[Set task] Copy every line of the data exactly, leaving nothing out.

[Data in this exercise]
------------------------

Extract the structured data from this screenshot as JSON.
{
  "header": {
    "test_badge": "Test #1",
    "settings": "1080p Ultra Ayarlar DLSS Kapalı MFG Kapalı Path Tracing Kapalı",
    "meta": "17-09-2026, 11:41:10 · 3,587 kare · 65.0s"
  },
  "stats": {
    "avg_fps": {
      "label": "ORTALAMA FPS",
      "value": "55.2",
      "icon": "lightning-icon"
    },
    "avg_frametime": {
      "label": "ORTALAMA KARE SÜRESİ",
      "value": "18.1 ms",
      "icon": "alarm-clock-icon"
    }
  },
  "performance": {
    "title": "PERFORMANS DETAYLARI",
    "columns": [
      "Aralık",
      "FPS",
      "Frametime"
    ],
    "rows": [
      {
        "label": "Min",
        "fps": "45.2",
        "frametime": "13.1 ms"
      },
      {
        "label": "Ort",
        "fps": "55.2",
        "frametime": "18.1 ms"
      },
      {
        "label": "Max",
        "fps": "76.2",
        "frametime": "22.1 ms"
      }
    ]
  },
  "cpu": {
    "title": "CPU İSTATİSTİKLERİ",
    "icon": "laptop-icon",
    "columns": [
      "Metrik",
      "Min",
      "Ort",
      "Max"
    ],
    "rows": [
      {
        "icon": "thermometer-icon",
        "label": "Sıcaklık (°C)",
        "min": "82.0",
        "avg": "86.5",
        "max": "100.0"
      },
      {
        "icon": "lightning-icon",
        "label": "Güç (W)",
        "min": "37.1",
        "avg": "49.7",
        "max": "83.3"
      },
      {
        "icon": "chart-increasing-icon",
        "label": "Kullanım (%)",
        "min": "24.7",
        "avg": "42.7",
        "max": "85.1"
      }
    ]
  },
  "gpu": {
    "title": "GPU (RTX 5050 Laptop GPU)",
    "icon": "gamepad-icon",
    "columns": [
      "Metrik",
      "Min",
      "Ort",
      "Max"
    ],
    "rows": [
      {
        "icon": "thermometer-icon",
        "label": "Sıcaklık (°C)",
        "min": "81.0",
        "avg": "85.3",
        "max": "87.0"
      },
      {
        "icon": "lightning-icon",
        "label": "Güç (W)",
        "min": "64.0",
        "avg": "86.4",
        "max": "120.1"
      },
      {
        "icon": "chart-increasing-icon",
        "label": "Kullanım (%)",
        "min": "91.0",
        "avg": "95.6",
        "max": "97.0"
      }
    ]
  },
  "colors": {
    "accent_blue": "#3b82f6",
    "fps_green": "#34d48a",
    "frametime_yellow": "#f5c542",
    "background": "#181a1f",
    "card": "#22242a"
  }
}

------------------------

[Task solution]
Extract the structured data from this screenshot as JSON.
{
  "header": {
    "test_badge": "Test #1",
    "settings": "1080p Ultra Ayarlar DLSS Kapalı MFG Kapalı Path Tracing Kapalı",
    "meta": "17-09-2026, 11:41:10 · 3,587 kare · 65.0s"
  },
  "stats": {
    "avg_fps": {
      "label": "ORTALAMA FPS",
      "value": "55.2",
      "icon": "lightning-icon"
    },
    "avg_frametime": {
      "label": "ORTALAMA KARE SÜRESİ",
      "value": "18.1 ms",
      "icon": "alarm-clock-icon"
    }
  },
  "performance": {
    "title": "PERFORMANS DETAYLARI",
    "columns": [
      "Aralık",
      "FPS",
      "Frametime"
    ],
    "rows": [
      {
        "label": "Min",
        "fps": "45.2",
        "frametime": "13.1 ms"
      },
      {
        "label": "Ort",
        "fps": "55.2",
        "frametime": "18.1 ms"
      },
      {
        "label": "Max",
        "fps": "76.2",
        "frametime": "22.1 ms"
      }
    ]
  },
  "cpu": {
    "title": "CPU İSTATİSTİKLERİ",
    "icon": "laptop-icon",
    "columns": [
      "Metrik",
      "Min",
      "Ort",
      "Max"
    ],
    "rows": [
      {
        "icon": "thermometer-icon",
        "label": "Sıcaklık (°C)",
        "min": "82.0",
        "avg": "86.5",
        "max": "100.0"
      },
      {
        "icon": "lightning-icon",
        "label": "Güç (W)",
        "min": "37.1",
        "avg": "49.7",
        "max": "83.3"
      },
      {
        "icon": "chart-increasing-icon",
        "label": "Kullanım (%)",
        "min": "24.7",
        "avg": "42.7",
        "max": "85.1"
      }
    ]
  },
  "gpu": {
    "title": "GPU (RTX 5050 Laptop GPU)",
    "icon": "gamepad-icon",
    "columns": [
      "Metrik",
      "Min",
      "Ort",
      "Max"
    ],
    "rows": [
      {
        "icon": "thermometer-icon",
        "label": "Sıcaklık (°C)",
        "min": "81.0",
        "avg": "85.3",
        "max": "87.0"
      },
      {
        "icon": "lightning-icon",
        "label": "Güç (W)",
        "min": "64.0",
        "avg": "86.4",
        "max": "120.1"
      },
      {
        "icon": "chart-increasing-icon",
        "label": "Kullanım (%)",
        "min": "91.0",
        "avg": "95.6",
        "max": "97.0"
      }
    ]
  },
  "colors": {
    "accent_blue": "#3b82f6",
    "fps_green": "#34d48a",
    "frametime_yellow": "#f5c542",
    "background": "#181a1f",
    "card": "#22242a"
  }
}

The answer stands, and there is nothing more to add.